— BEGIN Material —

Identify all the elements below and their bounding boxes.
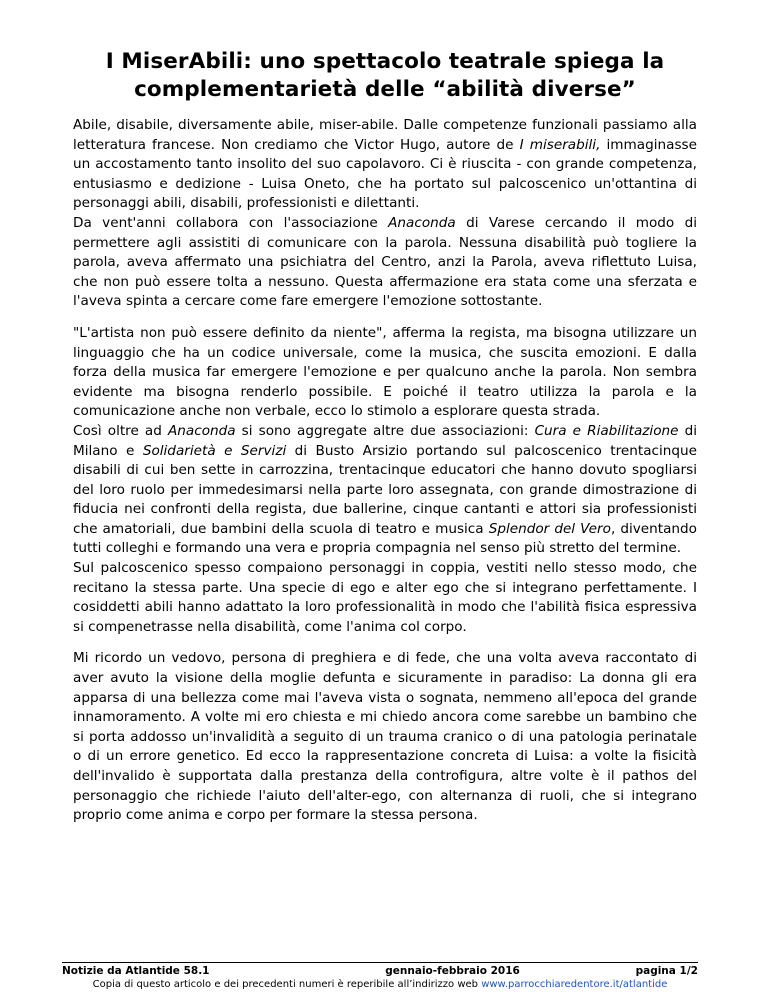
paragraph-4	[73, 422, 697, 559]
association-name: Anaconda	[167, 422, 236, 439]
footer-publication: Notizie da Atlantide 58.1	[62, 965, 210, 977]
paragraph-1	[73, 116, 697, 214]
paragraph-1-text-b: immaginasse un accostamento tanto insolito del suo capolavoro. Ci è riuscita - con grande competenza, entusiasmo e dedizione - Luisa Oneto, che ha portato sul palcoscenico un'ottantina di personaggi abili, disabili, professionisti e dilettanti.	[73, 136, 697, 212]
paragraph-4-text-b: si sono aggregate altre due associazioni:	[235, 422, 535, 439]
association-name: Cura e Riabilitazione	[534, 422, 679, 439]
footer-date: gennaio-febbraio 2016	[385, 965, 520, 977]
paragraph-5: Sul palcoscenico spesso compaiono personaggi in coppia, vestiti nello stesso modo, che recitano la stessa parte. Una specie di ego e alter ego che si integrano perfettamente. I cosiddetti abili hanno adattato la loro professionalità in modo che l'abilità fisica espressiva si compenetrasse nella disabilità, come l'anima col corpo.	[73, 560, 697, 635]
article	[73, 48, 697, 826]
paragraph-spacer	[73, 637, 697, 649]
paragraph-4-text-d: di Busto Arsizio portando sul palcoscenico trentacinque disabili di cui ben sette in carrozzina, trentacinque educatori che hanno dovuto spogliarsi del loro ruolo per immedesimarsi nella parte loro assegnata, con grande dimostrazione di fiducia nei confronti della regista, due ballerine, cinque cantanti e attori sia professionisti che amatoriali, due bambini della scuola di teatro e musica	[73, 442, 697, 537]
footer-link[interactable]: www.parrocchiaredentore.it/atlantide	[481, 979, 668, 990]
article-title: I MiserAbili: uno spettacolo teatrale spiega la complementarietà delle “abilità diverse”	[105, 49, 665, 102]
footer-note-text: Copia di questo articolo e dei precedenti numeri è reperibile all’indirizzo web	[92, 979, 482, 990]
paragraph-4-text-e: , diventando tutti colleghi e formando una vera e propria compagnia nel senso più stretto del termine.	[73, 520, 697, 557]
paragraph-6: Mi ricordo un vedovo, persona di preghiera e di fede, che una volta aveva raccontato di aver avuto la visione della moglie defunta e sicuramente in paradiso: La donna gli era apparsa di una bellezza come mai l'aveva vista o sognata, nemmeno all'epoca del grande innamoramento. A volte mi ero chiesta e mi chiedo ancora come sarebbe un bambino che si porta addosso un'invalidità a seguito di un trauma cranico o di una patologia perinatale o di un errore genetico. Ed ecco la rappresentazione concreta di Luisa: a volte la fisicità dell'invalido è supportata dalla prestanza della controfigura, altre volte è il pathos del personaggio che richiede l'aiuto dell'alter-ego, con alternanza di ruoli, che si integrano proprio come anima e corpo per formare la stessa persona.	[73, 650, 697, 824]
paragraph-2	[73, 214, 697, 312]
paragraph-3: "L'artista non può essere definito da niente", afferma la regista, ma bisogna utilizzare un linguaggio che ha un codice universale, come la musica, che suscita emozioni. E dalla forza della musica far emergere l'emozione e per qualcuno anche la parola. Non sembra evidente ma bisogna renderlo possibile. E poiché il teatro utilizza la parola e la comunicazione anche non verbale, ecco lo stimolo a esplorare questa strada.	[73, 324, 697, 420]
paragraph-2-text-a: Da vent'anni collabora con l'associazione	[73, 214, 389, 231]
paragraph-4-text-a: Così oltre ad	[73, 422, 168, 439]
school-name: Splendor del Vero	[488, 520, 611, 537]
association-name: Anaconda	[388, 214, 456, 231]
footer-row	[62, 963, 698, 978]
book-title: I miserabili,	[519, 136, 601, 153]
paragraph-4-text-c: di Milano e	[73, 422, 698, 459]
footer-note	[62, 978, 698, 991]
footer-page-number: pagina 1/2	[635, 965, 698, 977]
paragraph-spacer	[73, 312, 697, 324]
association-name: Solidarietà e Servizi	[142, 442, 287, 459]
paragraph-1-text-a: Abile, disabile, diversamente abile, miser-abile. Dalle competenze funzionali passiamo alla letteratura francese. Non crediamo che Victor Hugo, autore de	[73, 117, 697, 153]
paragraph-2-text-b: di Varese cercando il modo di permettere agli assistiti di comunicare con la parola. Nessuna disabilità può togliere la parola, aveva affermato una psichiatra del Centro, anzi la Parola, aveva riflettuto Luisa, che non può essere tolta a nessuno. Questa affermazione era stata come una sferzata e l'aveva spinta a cercare come fare emergere l'emozione sottostante.	[73, 214, 697, 310]
page-footer	[62, 962, 698, 991]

— END Material —

* Work to be completed
Recast every line of the rows above as a Markdown table with the columns Num and Content, putting the row number in Num and the line itself in Content. Omit blank lines, and leave the pictures out.

* Response
| Num | Content |
|---|---|
| 1 | Identify all the elements below and their bounding boxes. |
| 2 | paragraph-4	[73, 422, 697, 559] |
| 3 | association-name: Anaconda	[167, 422, 236, 439] |
| 4 | footer-publication: Notizie da Atlantide 58.1	[62, 965, 210, 977] |
| 5 | paragraph-1	[73, 116, 697, 214] |
| 6 | paragraph-1-text-b: immaginasse un accostamento tanto insolito del suo capolavoro. Ci è riuscita - con grande competenza, entusiasmo e dedizione - Luisa Oneto, che ha portato sul palcoscenico un'ottantina di personaggi abili, disabili, professionisti e dilettanti.	[73, 136, 697, 212] |
| 7 | paragraph-4-text-b: si sono aggregate altre due associazioni:	[235, 422, 535, 439] |
| 8 | association-name: Cura e Riabilitazione	[534, 422, 679, 439] |
| 9 | footer-date: gennaio-febbraio 2016	[385, 965, 520, 977] |
| 10 | paragraph-5: Sul palcoscenico spesso compaiono personaggi in coppia, vestiti nello stesso modo, che recitano la stessa parte. Una specie di ego e alter ego che si integrano perfettamente. I cosiddetti abili hanno adattato la loro professionalità in modo che l'abilità fisica espressiva si compenetrasse nella disabilità, come l'anima col corpo.	[73, 560, 697, 635] |
| 11 | article	[73, 48, 697, 826] |
| 12 | paragraph-spacer	[73, 637, 697, 649] |
| 13 | paragraph-4-text-d: di Busto Arsizio portando sul palcoscenico trentacinque disabili di cui ben sette in carrozzina, trentacinque educatori che hanno dovuto spogliarsi del loro ruolo per immedesimarsi nella parte loro assegnata, con grande dimostrazione di fiducia nei confronti della regista, due ballerine, cinque cantanti e attori sia professionisti che amatoriali, due bambini della scuola di teatro e musica	[73, 442, 697, 537] |
| 14 | footer-link[interactable]: www.parrocchiaredentore.it/atlantide	[481, 979, 668, 990] |
| 15 | article-title: I MiserAbili: uno spettacolo teatrale spiega la complementarietà delle “abilità diverse”	[105, 49, 665, 102] |
| 16 | footer-note-text: Copia di questo articolo e dei precedenti numeri è reperibile all’indirizzo web	[92, 979, 482, 990] |
| 17 | paragraph-4-text-e: , diventando tutti colleghi e formando una vera e propria compagnia nel senso più stretto del termine.	[73, 520, 697, 557] |
| 18 | paragraph-6: Mi ricordo un vedovo, persona di preghiera e di fede, che una volta aveva raccontato di aver avuto la visione della moglie defunta e sicuramente in paradiso: La donna gli era apparsa di una bellezza come mai l'aveva vista o sognata, nemmeno all'epoca del grande innamoramento. A volte mi ero chiesta e mi chiedo ancora come sarebbe un bambino che si porta addosso un'invalidità a seguito di un trauma cranico o di una patologia perinatale o di un errore genetico. Ed ecco la rappresentazione concreta di Luisa: a volte la fisicità dell'invalido è supportata dalla prestanza della controfigura, altre volte è il pathos del personaggio che richiede l'aiuto dell'alter-ego, con alternanza di ruoli, che si integrano proprio come anima e corpo per formare la stessa persona.	[73, 650, 697, 824] |
| 19 | paragraph-2	[73, 214, 697, 312] |
| 20 | paragraph-3: "L'artista non può essere definito da niente", afferma la regista, ma bisogna utilizzare un linguaggio che ha un codice universale, come la musica, che suscita emozioni. E dalla forza della musica far emergere l'emozione e per qualcuno anche la parola. Non sembra evidente ma bisogna renderlo possibile. E poiché il teatro utilizza la parola e la comunicazione anche non verbale, ecco lo stimolo a esplorare questa strada.	[73, 324, 697, 420] |
| 21 | paragraph-2-text-a: Da vent'anni collabora con l'associazione	[73, 214, 389, 231] |
| 22 | paragraph-4-text-a: Così oltre ad	[73, 422, 168, 439] |
| 23 | school-name: Splendor del Vero	[488, 520, 611, 537] |
| 24 | association-name: Anaconda	[388, 214, 456, 231] |
| 25 | footer-row	[62, 963, 698, 978] |
| 26 | book-title: I miserabili,	[519, 136, 601, 153] |
| 27 | paragraph-4-text-c: di Milano e	[73, 422, 698, 459] |
| 28 | footer-note	[62, 978, 698, 991] |
| 29 | footer-page-number: pagina 1/2	[635, 965, 698, 977] |
| 30 | paragraph-spacer	[73, 312, 697, 324] |
| 31 | association-name: Solidarietà e Servizi	[142, 442, 287, 459] |
| 32 | paragraph-1-text-a: Abile, disabile, diversamente abile, miser-abile. Dalle competenze funzionali passiamo alla letteratura francese. Non crediamo che Victor Hugo, autore de	[73, 117, 697, 153] |
| 33 | paragraph-2-text-b: di Varese cercando il modo di permettere agli assistiti di comunicare con la parola. Nessuna disabilità può togliere la parola, aveva affermato una psichiatra del Centro, anzi la Parola, aveva riflettuto Luisa, che non può essere tolta a nessuno. Questa affermazione era stata come una sferzata e l'aveva spinta a cercare come fare emergere l'emozione sottostante.	[73, 214, 697, 310] |
| 34 | page-footer	[62, 962, 698, 991] |